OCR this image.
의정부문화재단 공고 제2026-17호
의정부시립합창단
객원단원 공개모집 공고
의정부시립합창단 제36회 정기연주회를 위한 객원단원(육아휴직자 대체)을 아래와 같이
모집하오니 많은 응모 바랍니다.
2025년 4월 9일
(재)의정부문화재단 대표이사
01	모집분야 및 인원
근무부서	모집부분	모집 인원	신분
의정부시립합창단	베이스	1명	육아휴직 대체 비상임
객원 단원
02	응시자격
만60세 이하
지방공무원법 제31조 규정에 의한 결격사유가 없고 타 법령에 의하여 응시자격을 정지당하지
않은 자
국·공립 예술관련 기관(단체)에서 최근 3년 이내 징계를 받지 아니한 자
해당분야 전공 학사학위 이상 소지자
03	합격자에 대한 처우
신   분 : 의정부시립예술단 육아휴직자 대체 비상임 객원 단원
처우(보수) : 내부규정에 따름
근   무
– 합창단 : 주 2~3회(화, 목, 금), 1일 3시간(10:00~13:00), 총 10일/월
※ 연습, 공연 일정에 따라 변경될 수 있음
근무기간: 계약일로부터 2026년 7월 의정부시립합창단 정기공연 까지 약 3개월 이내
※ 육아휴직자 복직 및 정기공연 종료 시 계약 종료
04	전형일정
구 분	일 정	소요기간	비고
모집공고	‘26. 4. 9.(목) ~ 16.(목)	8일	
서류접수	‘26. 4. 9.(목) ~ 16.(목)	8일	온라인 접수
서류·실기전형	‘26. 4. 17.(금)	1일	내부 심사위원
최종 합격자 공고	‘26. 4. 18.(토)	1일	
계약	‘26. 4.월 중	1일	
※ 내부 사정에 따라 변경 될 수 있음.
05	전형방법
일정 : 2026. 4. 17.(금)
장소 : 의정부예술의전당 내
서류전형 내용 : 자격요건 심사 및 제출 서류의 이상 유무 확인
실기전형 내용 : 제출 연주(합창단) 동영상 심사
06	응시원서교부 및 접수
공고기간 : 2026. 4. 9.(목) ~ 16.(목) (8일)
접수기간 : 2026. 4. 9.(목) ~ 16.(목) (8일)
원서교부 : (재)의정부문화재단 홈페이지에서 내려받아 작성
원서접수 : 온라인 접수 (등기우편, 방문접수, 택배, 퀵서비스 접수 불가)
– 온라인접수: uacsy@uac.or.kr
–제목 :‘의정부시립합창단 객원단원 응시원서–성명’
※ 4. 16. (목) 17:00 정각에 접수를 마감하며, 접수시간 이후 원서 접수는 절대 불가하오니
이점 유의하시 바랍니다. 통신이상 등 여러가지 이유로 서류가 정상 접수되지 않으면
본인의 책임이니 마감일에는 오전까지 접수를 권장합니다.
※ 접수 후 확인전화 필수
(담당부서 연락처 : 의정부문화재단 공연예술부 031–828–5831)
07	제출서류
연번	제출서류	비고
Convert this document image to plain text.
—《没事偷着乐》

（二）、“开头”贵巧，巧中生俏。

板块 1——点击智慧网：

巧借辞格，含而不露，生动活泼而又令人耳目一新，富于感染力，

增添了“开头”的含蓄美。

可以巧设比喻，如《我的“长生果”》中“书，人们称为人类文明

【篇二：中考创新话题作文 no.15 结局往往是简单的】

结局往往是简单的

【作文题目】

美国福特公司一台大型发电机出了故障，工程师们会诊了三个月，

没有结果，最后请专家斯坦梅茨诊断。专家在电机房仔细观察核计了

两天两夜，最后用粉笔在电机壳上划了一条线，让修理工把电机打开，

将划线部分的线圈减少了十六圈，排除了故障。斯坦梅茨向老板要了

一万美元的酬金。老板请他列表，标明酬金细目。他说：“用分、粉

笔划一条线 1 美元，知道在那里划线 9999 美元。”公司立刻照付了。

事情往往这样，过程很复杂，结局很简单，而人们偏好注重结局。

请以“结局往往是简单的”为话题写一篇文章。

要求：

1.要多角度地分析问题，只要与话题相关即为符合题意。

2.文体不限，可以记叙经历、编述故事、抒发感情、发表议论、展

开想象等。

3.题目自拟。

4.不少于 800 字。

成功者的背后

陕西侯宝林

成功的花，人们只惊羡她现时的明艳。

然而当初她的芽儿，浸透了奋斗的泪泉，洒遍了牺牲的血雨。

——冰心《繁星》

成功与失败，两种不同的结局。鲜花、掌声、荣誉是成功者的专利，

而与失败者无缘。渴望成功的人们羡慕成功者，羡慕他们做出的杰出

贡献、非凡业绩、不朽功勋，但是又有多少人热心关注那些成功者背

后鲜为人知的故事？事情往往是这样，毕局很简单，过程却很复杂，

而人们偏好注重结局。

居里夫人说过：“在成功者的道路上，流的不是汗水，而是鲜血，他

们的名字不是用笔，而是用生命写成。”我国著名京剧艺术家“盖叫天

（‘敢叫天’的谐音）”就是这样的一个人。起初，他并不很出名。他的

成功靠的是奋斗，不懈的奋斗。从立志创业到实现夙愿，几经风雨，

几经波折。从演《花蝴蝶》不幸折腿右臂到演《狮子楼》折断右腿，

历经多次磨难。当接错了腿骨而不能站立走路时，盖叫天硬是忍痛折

-------

• PROBLEM STATEMENT
Write only the number of lines in the data above that include "의정부시립합창단".

• TASK OUTPUT
5